TITLE: OVERVIEW OF HUMAN RIGHTS PRACTICES, 1994
AUTHOR: U.S. DEPARTMENT OF STATE
DATE: FEBRUARY 1995
OVERVIEW
The Changing Nature of Human Rights Problems
During the Cold War, threats to human rights were seen as
coming primarily from centralized authorities--strong
governments ruling with an iron hand. In response, the human
rights community developed the forms of advocacy with which we
are now familiar--monitoring, reporting, publicizing cases,
advocacy on behalf of individual victims of human rights abuse,
and advocacy of sanctions against strong governments.
Today, in the post-Cold War world, much has changed. Human
rights abuses are still committed by strong central
governments. But we have become all too familiar with abuses
in countries with weak or unresponsive governments, committed
by ethnic, religious, and separatist extremists, as well as
governments themselves, and in extreme cases fanned into
genocide by cynical political leaders, and made harder to
resist by enormous economic, environmental, and demographic
pressures. These conflicts present us with a devastating array
of new human rights problems.

■ Records from a data source ■

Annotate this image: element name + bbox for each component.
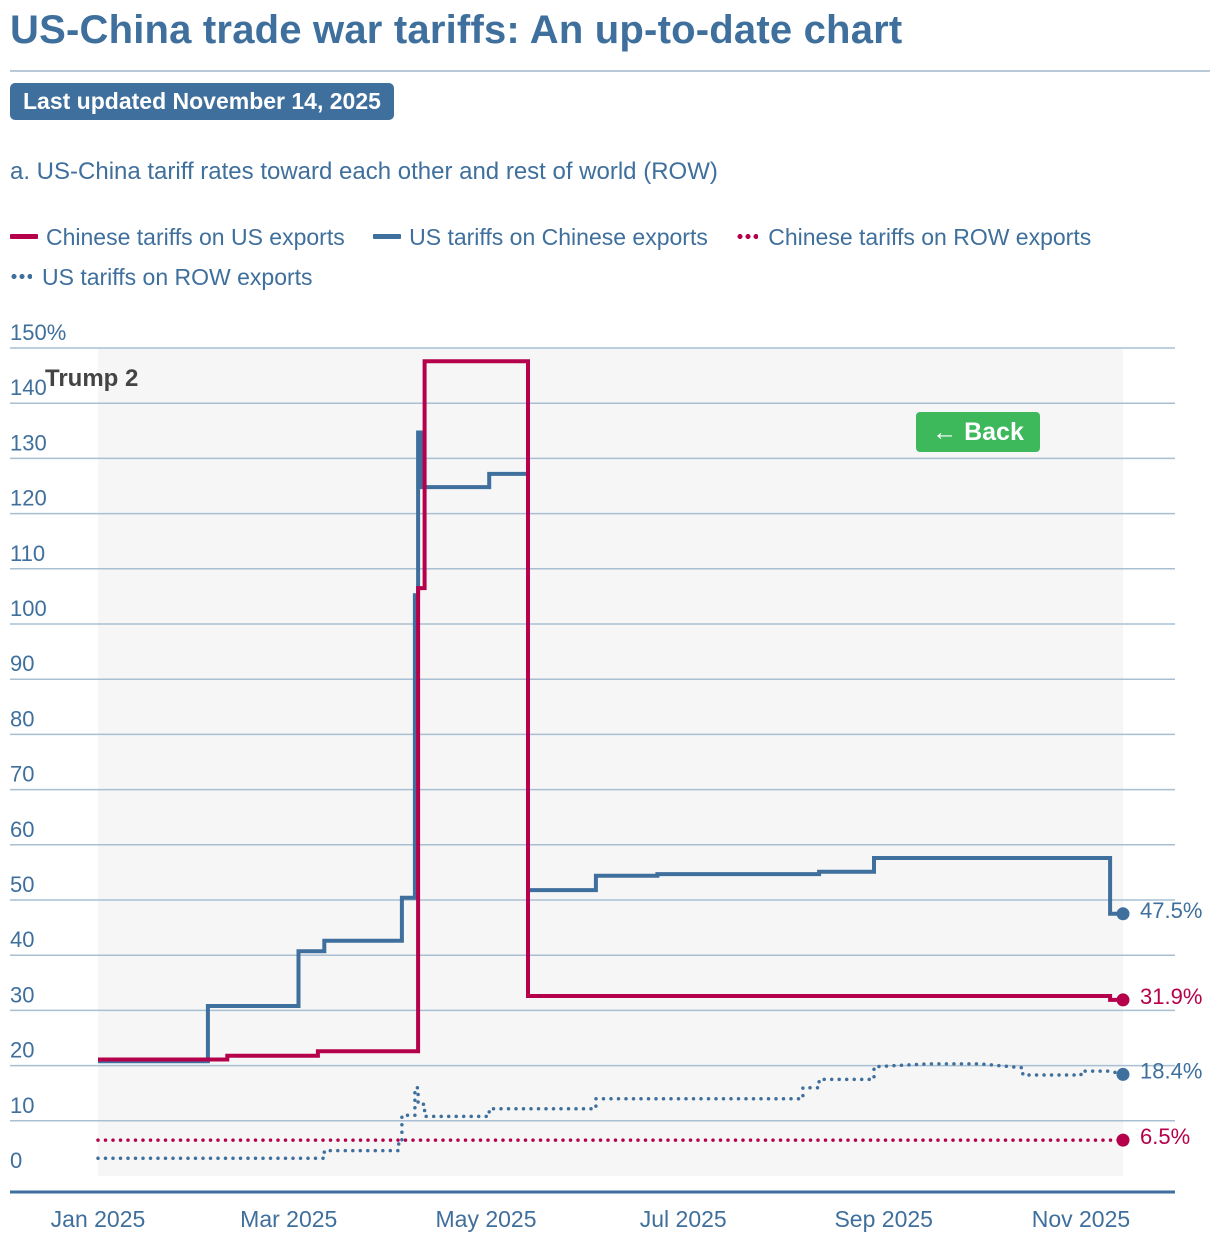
y-tick-label: 100	[10, 596, 47, 621]
legend-item-chinese-on-row: Chinese tariffs on ROW exports	[736, 224, 1091, 250]
tariff-line-chart: 0 10 20 30 40 50 60 70 80 90 100 110 120 130 140 150% J…	[10, 320, 1202, 1232]
end-value-label-3: 6.5%	[1140, 1124, 1190, 1149]
series-lines	[96, 359, 1125, 1161]
end-value-label-1: 31.9%	[1140, 984, 1202, 1009]
title-divider	[10, 70, 1210, 72]
legend-item-us-on-row: US tariffs on ROW exports	[10, 264, 313, 290]
y-tick-label: 20	[10, 1038, 34, 1063]
gridlines	[10, 347, 1175, 1122]
end-marker-3	[1116, 1133, 1130, 1147]
end-marker-1	[1116, 993, 1130, 1007]
y-tick-label: 30	[10, 982, 34, 1007]
last-updated-badge: Last updated November 14, 2025	[10, 83, 394, 120]
legend-swatch-solid-red	[10, 234, 38, 240]
legend-swatch-dotted-blue	[10, 274, 32, 280]
y-tick-label: 60	[10, 817, 34, 842]
y-tick-label: 10	[10, 1093, 34, 1118]
y-tick-label: 0	[10, 1148, 22, 1173]
y-tick-label: 110	[10, 541, 45, 566]
y-tick-label: 90	[10, 651, 34, 676]
x-tick-label: Mar 2025	[240, 1206, 337, 1232]
shaded-period	[98, 348, 1123, 1176]
y-tick-label: 50	[10, 872, 34, 897]
period-annotation: Trump 2	[45, 365, 138, 392]
legend-swatch-solid-blue	[373, 234, 402, 240]
end-marker-4	[1116, 1067, 1130, 1081]
series-line-2	[98, 430, 1123, 1064]
legend-label: Chinese tariffs on ROW exports	[768, 224, 1092, 250]
page-title: US-China trade war tariffs: An up-to-dat…	[10, 8, 903, 52]
y-axis-labels: 0 10 20 30 40 50 60 70 80 90 100 110 120 130 140 150%	[10, 320, 66, 1173]
y-tick-label: 120	[10, 486, 47, 511]
legend-swatch-dotted-red	[736, 234, 759, 240]
end-value-label-4: 18.4%	[1140, 1058, 1202, 1083]
chart-subtitle: a. US-China tariff rates toward each oth…	[10, 158, 718, 185]
legend-label: Chinese tariffs on US exports	[46, 224, 345, 250]
plot-background	[98, 348, 1123, 1176]
x-tick-label: Jan 2025	[51, 1206, 146, 1232]
series-line-1	[98, 359, 1123, 1062]
legend-label: US tariffs on Chinese exports	[409, 224, 708, 250]
chart-legend: Chinese tariffs on US exports US tariffs…	[10, 217, 1200, 297]
x-tick-label: Sep 2025	[834, 1206, 932, 1232]
end-markers: 31.9% 47.5% 6.5% 18.4%	[1116, 898, 1202, 1149]
x-tick-label: Nov 2025	[1032, 1206, 1130, 1232]
y-unit-label: 150%	[10, 320, 66, 345]
series-line-4	[96, 1062, 1125, 1161]
back-button[interactable]: ← Back	[916, 412, 1040, 452]
x-tick-label: May 2025	[436, 1206, 537, 1232]
x-axis: Jan 2025 Mar 2025 May 2025 Jul 2025 Sep 2025…	[10, 1190, 1175, 1232]
y-tick-label: 40	[10, 927, 34, 952]
y-tick-label: 140	[10, 375, 47, 400]
legend-item-chinese-on-us: Chinese tariffs on US exports	[10, 224, 345, 250]
end-value-label-2: 47.5%	[1140, 898, 1202, 923]
y-tick-label: 70	[10, 762, 34, 787]
legend-item-us-on-chinese: US tariffs on Chinese exports	[373, 224, 708, 250]
x-tick-label: Jul 2025	[640, 1206, 727, 1232]
y-tick-label: 130	[10, 430, 47, 455]
end-marker-2	[1116, 907, 1130, 921]
y-tick-label: 80	[10, 706, 34, 731]
legend-label: US tariffs on ROW exports	[42, 264, 313, 290]
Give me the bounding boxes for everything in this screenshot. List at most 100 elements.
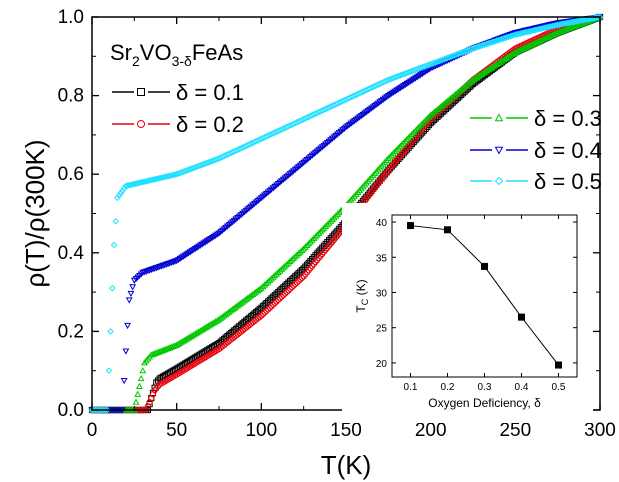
inset-y-tick-label: 25 bbox=[376, 324, 388, 335]
data-point bbox=[329, 215, 336, 223]
legend: Sr2VO3-δFeAs δ = 0.1 δ = 0.2 δ = 0.3 δ = 0.4… bbox=[110, 40, 602, 194]
inset-chart: 0.1 0.2 0.3 0.4 0.5 20 25 30 35 40 Oxygen Deficien… bbox=[342, 203, 593, 423]
data-point bbox=[545, 23, 553, 31]
data-point bbox=[142, 268, 150, 275]
data-point bbox=[395, 144, 402, 151]
data-point bbox=[305, 240, 313, 247]
legend-entry: δ = 0.1 bbox=[112, 80, 244, 105]
data-point bbox=[503, 34, 511, 41]
data-point bbox=[522, 29, 529, 36]
data-point bbox=[151, 265, 159, 272]
data-point bbox=[322, 222, 330, 229]
data-point bbox=[261, 301, 268, 308]
data-point bbox=[283, 281, 290, 288]
data-point bbox=[291, 253, 299, 260]
data-point bbox=[276, 287, 284, 294]
data-point bbox=[539, 25, 546, 32]
data-point bbox=[512, 31, 519, 38]
data-point bbox=[149, 176, 157, 184]
data-point bbox=[495, 36, 502, 44]
data-point bbox=[169, 171, 177, 179]
data-point bbox=[268, 275, 275, 282]
data-point bbox=[285, 279, 292, 286]
data-point bbox=[166, 260, 174, 267]
data-point bbox=[144, 177, 152, 185]
data-point bbox=[257, 284, 265, 291]
inset-x-tick-label: 0.4 bbox=[515, 382, 529, 393]
legend-marker bbox=[494, 146, 504, 155]
data-point bbox=[488, 39, 495, 46]
data-point bbox=[317, 227, 325, 235]
data-point bbox=[141, 269, 148, 276]
data-point bbox=[396, 142, 404, 149]
data-point bbox=[283, 260, 291, 268]
x-tick-label: 50 bbox=[166, 420, 187, 441]
data-point bbox=[288, 284, 295, 291]
data-point bbox=[581, 16, 589, 24]
data-point bbox=[271, 271, 279, 279]
data-point bbox=[424, 123, 431, 130]
inset-background bbox=[342, 203, 593, 423]
data-point bbox=[579, 16, 587, 24]
inset-y-tick-label: 20 bbox=[376, 359, 388, 370]
data-point bbox=[418, 120, 426, 127]
data-point bbox=[135, 382, 143, 389]
data-point bbox=[109, 284, 116, 292]
inset-y-tick-label: 35 bbox=[376, 253, 388, 264]
data-point bbox=[298, 246, 306, 254]
data-point bbox=[142, 177, 150, 185]
data-point bbox=[296, 248, 304, 255]
data-point bbox=[290, 282, 297, 289]
data-point bbox=[166, 172, 174, 180]
data-point bbox=[554, 21, 561, 29]
data-point bbox=[490, 38, 497, 46]
inset-data-point bbox=[518, 313, 525, 321]
data-point bbox=[139, 269, 147, 277]
data-point bbox=[258, 312, 265, 319]
data-point bbox=[144, 402, 151, 410]
data-point bbox=[523, 28, 531, 36]
data-point bbox=[127, 290, 135, 298]
data-point bbox=[401, 137, 409, 144]
data-point bbox=[288, 256, 296, 263]
data-point bbox=[137, 374, 145, 382]
data-point bbox=[149, 391, 157, 398]
data-point bbox=[423, 115, 431, 122]
data-point bbox=[578, 17, 585, 24]
data-point bbox=[484, 40, 492, 47]
data-point bbox=[263, 307, 270, 315]
legend-label: δ = 0.4 bbox=[534, 138, 602, 163]
data-point bbox=[281, 282, 289, 289]
data-point bbox=[327, 217, 335, 224]
data-point bbox=[270, 301, 277, 308]
inset-x-tick-label: 0.3 bbox=[478, 382, 492, 393]
data-point bbox=[156, 174, 164, 182]
data-point bbox=[115, 192, 123, 199]
y-tick-label: 0.6 bbox=[58, 164, 84, 185]
data-point bbox=[469, 45, 477, 52]
data-point bbox=[384, 154, 392, 162]
data-point bbox=[120, 185, 128, 192]
data-point bbox=[413, 125, 421, 132]
data-point bbox=[259, 282, 267, 290]
data-point bbox=[298, 274, 306, 282]
data-point bbox=[318, 226, 326, 233]
inset-y-tick-label: 40 bbox=[376, 218, 388, 229]
data-point bbox=[515, 30, 523, 38]
x-tick-label: 100 bbox=[245, 420, 277, 441]
data-point bbox=[425, 121, 433, 129]
x-axis-label: T(K) bbox=[321, 450, 372, 480]
data-point bbox=[557, 20, 565, 28]
legend-entry: δ = 0.5 bbox=[470, 169, 602, 194]
data-point bbox=[481, 41, 489, 48]
data-point bbox=[134, 390, 142, 397]
data-point bbox=[264, 278, 272, 285]
data-point bbox=[287, 277, 294, 285]
data-point bbox=[559, 20, 567, 28]
data-point bbox=[266, 304, 273, 311]
data-point bbox=[139, 367, 147, 374]
data-point bbox=[562, 19, 570, 27]
data-point bbox=[132, 398, 140, 405]
data-point bbox=[124, 182, 131, 189]
data-point bbox=[276, 295, 284, 302]
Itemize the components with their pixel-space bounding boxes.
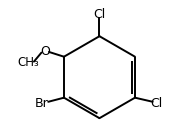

■ Exercise prompt ■
Carry the overview of 1994 human rights practices forward from its last sentence. These rows were taken from a separate source.

■ Task output ■
At the same time, the post-Cold War environment offers
opportunities for structural change both within countries and
in the international community that could give internationally
recognized human rights greater force than ever before. This
is due in large part to the fall of Soviet Communism, but also
to a powerful global movement for human rights and democratic
participation. This movement has been under way for some two
decades. The past 5 years have been especially dramatic,
changing the political face of many parts of the world, from
the former Soviet Union and Eastern Europe to South Africa,
Zambia, Cambodia, El Salvador, Chile, Mongolia, and elsewhere.
The movement for human rights and democracy is even beginning
to show strength in diverse and unlikely places. As the 1993
U.N. World Conference on Human Rights in Vienna dramatically
demonstrated, this global movement is among the strongest
grassroots forces in the world today. Increasingly assertive
and effective indigenous forces are pressing worldwide for
government transparency and accountability, for basic
democratic freedoms, and for internationally recognized human
rights.
All this is taking place at a time when states are engaging
with each other in a growing range of challenges that transcend
national borders--trade, the environment, security, population,
migration--issues that are creating powerful forces of
integration in some cases and increasing conflict in others.
In this new multipolar world, the traditional human rights
"sticks" of sanctions and other punitive measures directed
against abusive regimes still have an important role to play.
But sanctions need to be complemented by broader means of
promoting human rights in countries that are in the midst of
wrenching change, and as a consequence are often mired in
internal conflict.
In short, with the passing of the Cold War we find ourselves in
a new international strategic environment. The human rights
abuses of governments are accompanied by ethnic tension,
breakdown of authority, and environmental destruction. As a
result, human rights promotion must synthesize familiar forms
of pressure and advocacy with long-term structural reform and
the support of grassroots movements for change.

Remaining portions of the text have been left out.